(Dataset records)

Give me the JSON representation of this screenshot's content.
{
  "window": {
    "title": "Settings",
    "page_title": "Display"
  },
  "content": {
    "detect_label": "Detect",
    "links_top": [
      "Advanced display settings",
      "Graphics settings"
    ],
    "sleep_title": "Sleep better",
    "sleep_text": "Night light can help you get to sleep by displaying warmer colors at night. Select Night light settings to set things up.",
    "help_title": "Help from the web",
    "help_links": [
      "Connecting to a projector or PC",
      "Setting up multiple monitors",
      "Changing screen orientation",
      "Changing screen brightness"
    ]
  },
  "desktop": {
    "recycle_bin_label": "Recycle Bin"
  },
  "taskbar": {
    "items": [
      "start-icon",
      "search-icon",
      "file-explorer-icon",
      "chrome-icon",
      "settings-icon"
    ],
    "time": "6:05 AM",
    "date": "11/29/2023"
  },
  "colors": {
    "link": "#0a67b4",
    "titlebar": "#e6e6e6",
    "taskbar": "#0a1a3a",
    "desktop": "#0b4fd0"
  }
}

▸ Exercise
Find the lines above that include the string "icon" and copy them.

▸ Exercise output
      "start-icon",
      "search-icon",
      "file-explorer-icon",
      "chrome-icon",
      "settings-icon"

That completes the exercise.